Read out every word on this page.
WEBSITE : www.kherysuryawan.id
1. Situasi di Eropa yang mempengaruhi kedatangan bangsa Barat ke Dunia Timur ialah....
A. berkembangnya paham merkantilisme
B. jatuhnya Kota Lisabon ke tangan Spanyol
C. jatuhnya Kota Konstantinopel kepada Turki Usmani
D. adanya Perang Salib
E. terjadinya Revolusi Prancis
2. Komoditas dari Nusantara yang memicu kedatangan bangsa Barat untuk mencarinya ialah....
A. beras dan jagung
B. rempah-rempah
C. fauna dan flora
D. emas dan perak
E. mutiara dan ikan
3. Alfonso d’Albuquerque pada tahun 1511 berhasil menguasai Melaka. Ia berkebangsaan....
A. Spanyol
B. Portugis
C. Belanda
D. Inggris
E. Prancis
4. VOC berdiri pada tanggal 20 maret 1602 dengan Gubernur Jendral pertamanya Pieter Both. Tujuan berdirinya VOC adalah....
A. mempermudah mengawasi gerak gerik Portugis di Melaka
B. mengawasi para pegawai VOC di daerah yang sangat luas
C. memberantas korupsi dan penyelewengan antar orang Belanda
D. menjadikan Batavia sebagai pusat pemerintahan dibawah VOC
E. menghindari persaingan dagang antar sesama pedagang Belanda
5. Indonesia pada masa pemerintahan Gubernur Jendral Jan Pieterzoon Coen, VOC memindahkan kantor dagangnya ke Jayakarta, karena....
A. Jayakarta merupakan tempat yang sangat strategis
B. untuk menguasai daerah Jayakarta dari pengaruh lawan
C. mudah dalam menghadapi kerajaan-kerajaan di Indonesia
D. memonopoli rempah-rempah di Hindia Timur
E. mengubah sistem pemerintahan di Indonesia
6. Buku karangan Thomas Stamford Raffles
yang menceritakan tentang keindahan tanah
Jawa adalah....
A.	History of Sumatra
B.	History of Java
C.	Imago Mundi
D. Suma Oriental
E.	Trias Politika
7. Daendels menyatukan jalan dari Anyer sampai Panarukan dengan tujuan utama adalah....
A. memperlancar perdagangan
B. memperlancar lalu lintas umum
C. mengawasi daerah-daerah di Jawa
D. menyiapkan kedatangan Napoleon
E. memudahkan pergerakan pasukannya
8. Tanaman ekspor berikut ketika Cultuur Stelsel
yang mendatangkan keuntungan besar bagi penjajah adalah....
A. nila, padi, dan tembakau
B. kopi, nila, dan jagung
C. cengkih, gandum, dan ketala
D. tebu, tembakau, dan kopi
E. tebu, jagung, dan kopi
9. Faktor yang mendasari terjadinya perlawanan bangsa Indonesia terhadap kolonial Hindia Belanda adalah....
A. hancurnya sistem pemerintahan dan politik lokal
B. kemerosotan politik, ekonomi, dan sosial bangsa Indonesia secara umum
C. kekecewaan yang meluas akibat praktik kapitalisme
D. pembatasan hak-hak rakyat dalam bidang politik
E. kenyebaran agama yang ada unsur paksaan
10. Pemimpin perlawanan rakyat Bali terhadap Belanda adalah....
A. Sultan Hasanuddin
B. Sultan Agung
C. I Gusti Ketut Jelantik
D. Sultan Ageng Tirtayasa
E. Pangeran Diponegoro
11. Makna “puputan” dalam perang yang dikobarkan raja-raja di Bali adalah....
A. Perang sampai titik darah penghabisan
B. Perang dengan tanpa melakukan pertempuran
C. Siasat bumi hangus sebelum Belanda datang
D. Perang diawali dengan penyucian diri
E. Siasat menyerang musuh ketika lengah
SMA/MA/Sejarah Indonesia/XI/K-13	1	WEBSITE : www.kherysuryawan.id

...

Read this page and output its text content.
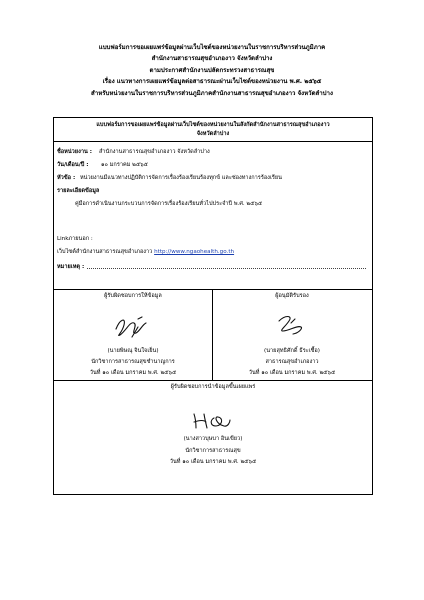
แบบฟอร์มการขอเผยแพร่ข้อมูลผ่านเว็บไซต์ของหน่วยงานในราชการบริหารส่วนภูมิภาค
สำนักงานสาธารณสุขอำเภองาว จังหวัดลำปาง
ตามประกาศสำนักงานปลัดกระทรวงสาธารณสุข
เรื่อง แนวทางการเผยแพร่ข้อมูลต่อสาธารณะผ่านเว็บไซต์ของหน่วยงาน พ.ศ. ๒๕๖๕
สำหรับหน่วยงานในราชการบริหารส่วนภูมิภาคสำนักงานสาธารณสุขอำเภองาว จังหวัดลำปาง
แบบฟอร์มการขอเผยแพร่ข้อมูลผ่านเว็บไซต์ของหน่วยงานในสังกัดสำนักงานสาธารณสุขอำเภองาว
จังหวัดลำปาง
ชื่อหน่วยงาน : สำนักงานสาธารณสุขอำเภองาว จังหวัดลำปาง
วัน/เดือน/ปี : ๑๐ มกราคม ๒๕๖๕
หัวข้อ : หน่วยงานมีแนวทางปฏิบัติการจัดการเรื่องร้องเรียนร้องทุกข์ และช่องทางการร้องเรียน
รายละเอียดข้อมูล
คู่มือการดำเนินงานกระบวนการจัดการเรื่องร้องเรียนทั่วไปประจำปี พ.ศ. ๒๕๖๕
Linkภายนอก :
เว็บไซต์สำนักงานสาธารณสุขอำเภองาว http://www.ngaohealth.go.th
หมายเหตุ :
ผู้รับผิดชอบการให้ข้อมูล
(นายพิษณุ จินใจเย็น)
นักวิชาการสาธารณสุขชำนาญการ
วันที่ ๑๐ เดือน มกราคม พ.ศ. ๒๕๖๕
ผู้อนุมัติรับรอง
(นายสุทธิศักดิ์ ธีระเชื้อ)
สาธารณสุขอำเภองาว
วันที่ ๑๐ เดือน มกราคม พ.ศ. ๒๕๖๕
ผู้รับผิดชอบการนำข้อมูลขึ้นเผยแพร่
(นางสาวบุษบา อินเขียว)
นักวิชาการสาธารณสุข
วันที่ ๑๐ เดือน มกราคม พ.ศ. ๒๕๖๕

§ **What you will do**:
Say, as a single number and nothing more, how many lines of the entries contain the word "Kota".

§ **Full output**:
2